_TEXT SHOWN_:
§

# Mapped TDI 0-60 & 0-100



## TT20TDI (Oct 12, 2013)

Anybody got any real figures for a 2010 > mapped mK2 tt tdi 0 - 60 & 0 - 100


----------



## Blanchie (Jun 2, 2009)

thats brave on here at the moment! [smiley=hanged.gif] 
prepare for much TDi slagging lol

seriously though, mine was pulling early 6's to 60, if i could get the second to third gear change right lol
** bracing for the Tdi greaf ** hahahahah :roll:


----------



## LEO-RS (Apr 13, 2009)

I would imagine a remapped S Tronic car would be 6secs and 15secs to 100. Manual, low-mid 6 with 100 in 16secs.


----------



## alanlew (Jan 25, 2013)

I dont see why it should be brave, a TT is a TT whether its a petrol or diesel


----------



## wja96 (Mar 4, 2010)

I vbox'd my Shark tuned TDi and the results weren't as amazing as you might think. One-up (I weigh 110kg) I recorded 6.9 secs 0-100km/h for the car standard (rolling road tested at 178bhp and 380Nm torque (so well up on spec) and 212bhp and 500Nm torque after the map and the car then did 0-100km/h in 6.5 secs, so it's a very small improvement on paper.

The FEEL of the car though was transformed as instead of getting a lump of torque and then nothing, you got most of the torque all the way to the increased 5500rpm redline. Everyone who sat in the passenger seat felt the car was crazy-fast when it really wasn't. It's just their butt-dyno was lying to them.

If you want a pub-pissing-contest car, don't get a TDi. If, on the other hand, you want a very sensible ownership proposition that fools you into thinking you're going faster than you are, get a mapped TDi.

§

_SOURCE MATERIAL_:
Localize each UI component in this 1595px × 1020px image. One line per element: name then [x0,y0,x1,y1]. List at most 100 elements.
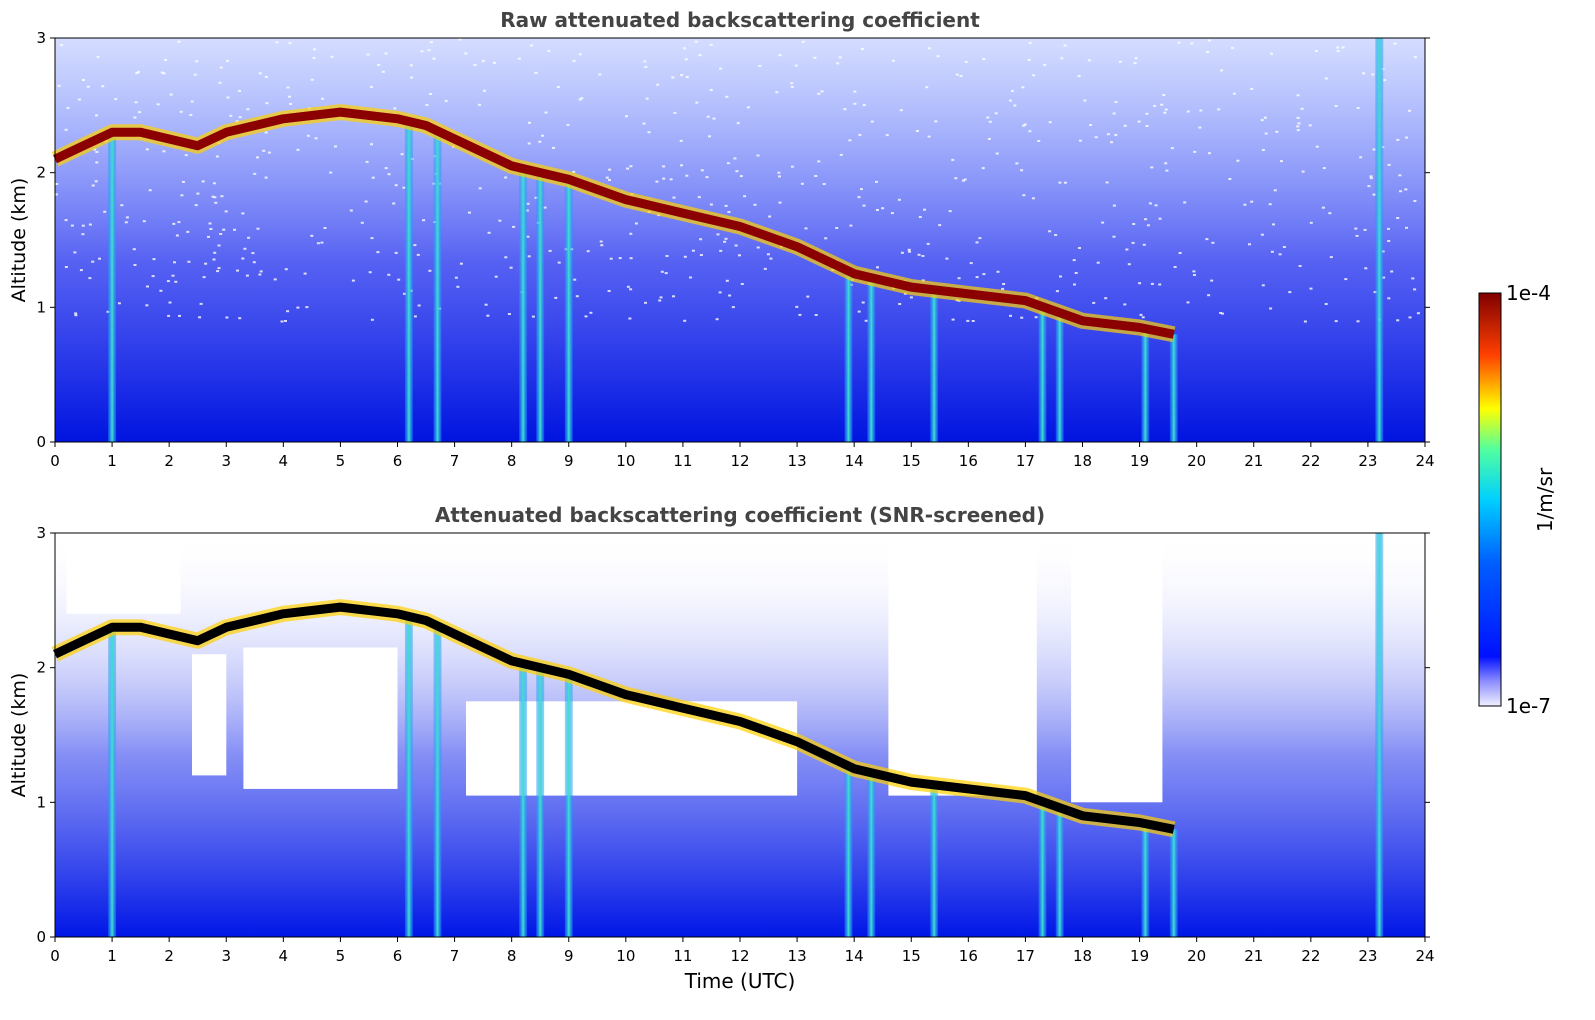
noise-speck [464,52,468,55]
noise-speck [1303,320,1307,323]
noise-speck [790,85,794,88]
noise-speck [313,48,316,51]
noise-speck [1123,303,1127,306]
noise-speck [1206,51,1210,53]
noise-speck [220,195,224,198]
x-tick-label: 2 [164,452,174,470]
x-tick-label: 10 [616,947,635,965]
noise-speck [724,237,728,240]
screened-region [66,546,181,614]
x-tick-label: 8 [507,947,517,965]
noise-speck [1101,221,1105,224]
noise-speck [1150,166,1154,169]
noise-speck [256,156,259,159]
noise-speck [1336,50,1340,53]
noise-speck [1001,287,1005,290]
noise-speck [1164,108,1168,111]
noise-speck [288,42,292,45]
noise-speck [547,50,551,52]
noise-speck [685,174,689,177]
noise-speck [1020,169,1024,172]
noise-speck [370,237,374,240]
noise-speck [264,76,268,78]
precip-streak [108,132,117,443]
noise-speck [120,204,124,207]
noise-speck [1063,44,1067,47]
noise-speck [643,60,647,63]
noise-speck [527,142,531,145]
noise-speck [544,111,548,114]
noise-speck [790,165,794,168]
noise-speck [961,179,965,182]
x-tick-label: 9 [564,452,574,470]
noise-speck [264,131,268,134]
noise-speck [198,316,202,319]
noise-speck [1336,46,1340,49]
noise-speck [393,107,397,110]
noise-speck [1178,252,1182,254]
x-tick-label: 4 [279,947,289,965]
noise-speck [1372,148,1376,151]
x-tick-label: 11 [673,452,692,470]
noise-speck [629,257,633,260]
noise-speck [106,310,110,313]
noise-speck [409,64,413,67]
x-tick-label: 7 [450,947,460,965]
noise-speck [697,196,701,199]
noise-speck [209,228,213,230]
noise-speck [725,95,729,98]
noise-speck [303,272,307,275]
panel-title: Raw attenuated backscattering coefficien… [500,8,980,32]
noise-speck [1416,312,1420,315]
noise-speck [695,101,699,104]
noise-speck [114,98,118,101]
x-tick-label: 3 [221,452,231,470]
noise-speck [246,108,250,111]
noise-speck [1334,105,1338,107]
screened-region [192,654,227,776]
noise-speck [429,41,433,44]
noise-speck [201,180,205,183]
noise-speck [1344,278,1348,281]
precip-streak [1375,533,1384,937]
noise-speck [908,250,911,253]
noise-speck [1268,203,1272,206]
noise-speck [756,246,760,249]
noise-speck [1261,149,1265,151]
cloud-layer [51,599,1176,838]
noise-speck [1278,253,1282,256]
noise-speck [1399,190,1403,193]
precip-streak [930,289,939,442]
noise-speck [528,121,531,124]
noise-speck [1009,314,1012,317]
noise-speck [798,313,802,316]
noise-speck [1308,124,1312,127]
x-tick-label: 13 [788,947,807,965]
noise-speck [1059,275,1062,278]
x-tick-label: 18 [1073,452,1092,470]
noise-speck [1112,204,1116,207]
noise-speck [534,71,538,74]
noise-speck [928,47,931,50]
noise-speck [1146,224,1150,227]
precip-streak [564,179,573,442]
noise-speck [664,272,668,275]
noise-speck [1297,122,1301,125]
noise-speck [870,120,874,123]
noise-speck [951,318,955,321]
noise-speck [273,278,277,281]
noise-speck [456,285,460,288]
noise-speck [1217,108,1221,111]
x-tick-label: 17 [1016,452,1035,470]
noise-speck [403,292,406,295]
precipitation-streaks [108,533,1384,937]
noise-speck [417,304,421,307]
noise-speck [813,56,817,59]
noise-speck [626,167,630,170]
noise-speck [885,134,889,137]
noise-speck [1028,130,1032,133]
noise-speck [1020,316,1024,319]
noise-speck [193,73,197,76]
noise-speck [226,59,229,62]
colorbar: 1e-4 1e-7 1/m/sr [1478,281,1557,718]
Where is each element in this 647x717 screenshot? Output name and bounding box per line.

§

_GIVEN TASK 1_:
Return the stretch of the mapped TDI thread from "## alanlew (Jan" through "lying to them.", copied word for word.
_GIVEN TASK 2_:
In the entries, switch "precip-streak" to "rain-streak" in the stretch from the line containing "noise-speck [464,52,468,55]" through the line containing "noise-speck [1009,314,1012,317]". Give back only those lines, with everything else left unchanged.

_TASK RESPONSE 1_:
## alanlew (Jan 25, 2013)

I dont see why it should be brave, a TT is a TT whether its a petrol or diesel


----------



## wja96 (Mar 4, 2010)

I vbox'd my Shark tuned TDi and the results weren't as amazing as you might think. One-up (I weigh 110kg) I recorded 6.9 secs 0-100km/h for the car standard (rolling road tested at 178bhp and 380Nm torque (so well up on spec) and 212bhp and 500Nm torque after the map and the car then did 0-100km/h in 6.5 secs, so it's a very small improvement on paper.

The FEEL of the car though was transformed as instead of getting a lump of torque and then nothing, you got most of the torque all the way to the increased 5500rpm redline. Everyone who sat in the passenger seat felt the car was crazy-fast when it really wasn't. It's just their butt-dyno was lying to them.

_TASK RESPONSE 2_:
noise-speck [464,52,468,55]
noise-speck [1303,320,1307,323]
noise-speck [790,85,794,88]
noise-speck [313,48,316,51]
noise-speck [1123,303,1127,306]
noise-speck [1206,51,1210,53]
noise-speck [220,195,224,198]
x-tick-label: 2 [164,452,174,470]
x-tick-label: 10 [616,947,635,965]
noise-speck [724,237,728,240]
screened-region [66,546,181,614]
x-tick-label: 8 [507,947,517,965]
noise-speck [1101,221,1105,224]
noise-speck [1150,166,1154,169]
noise-speck [256,156,259,159]
noise-speck [1336,50,1340,53]
noise-speck [1001,287,1005,290]
noise-speck [1164,108,1168,111]
noise-speck [288,42,292,45]
noise-speck [547,50,551,52]
noise-speck [685,174,689,177]
noise-speck [1020,169,1024,172]
noise-speck [370,237,374,240]
noise-speck [264,76,268,78]
rain-streak [108,132,117,443]
noise-speck [120,204,124,207]
noise-speck [1063,44,1067,47]
noise-speck [643,60,647,63]
noise-speck [527,142,531,145]
noise-speck [544,111,548,114]
noise-speck [790,165,794,168]
noise-speck [961,179,965,182]
x-tick-label: 9 [564,452,574,470]
noise-speck [264,131,268,134]
noise-speck [198,316,202,319]
noise-speck [1336,46,1340,49]
noise-speck [393,107,397,110]
noise-speck [1178,252,1182,254]
x-tick-label: 4 [279,947,289,965]
noise-speck [1372,148,1376,151]
x-tick-label: 11 [673,452,692,470]
noise-speck [629,257,633,260]
noise-speck [106,310,110,313]
noise-speck [409,64,413,67]
x-tick-label: 7 [450,947,460,965]
noise-speck [697,196,701,199]
noise-speck [209,228,213,230]
noise-speck [725,95,729,98]
noise-speck [303,272,307,275]
panel-title: Raw attenuated backscattering coefficien… [500,8,980,32]
noise-speck [1416,312,1420,315]
noise-speck [695,101,699,104]
noise-speck [114,98,118,101]
x-tick-label: 3 [221,452,231,470]
noise-speck [246,108,250,111]
noise-speck [1334,105,1338,107]
screened-region [192,654,227,776]
noise-speck [429,41,433,44]
noise-speck [201,180,205,183]
noise-speck [1344,278,1348,281]
rain-streak [1375,533,1384,937]
noise-speck [908,250,911,253]
noise-speck [1268,203,1272,206]
noise-speck [756,246,760,249]
noise-speck [1261,149,1265,151]
cloud-layer [51,599,1176,838]
noise-speck [1278,253,1282,256]
noise-speck [1399,190,1403,193]
rain-streak [930,289,939,442]
noise-speck [528,121,531,124]
noise-speck [1009,314,1012,317]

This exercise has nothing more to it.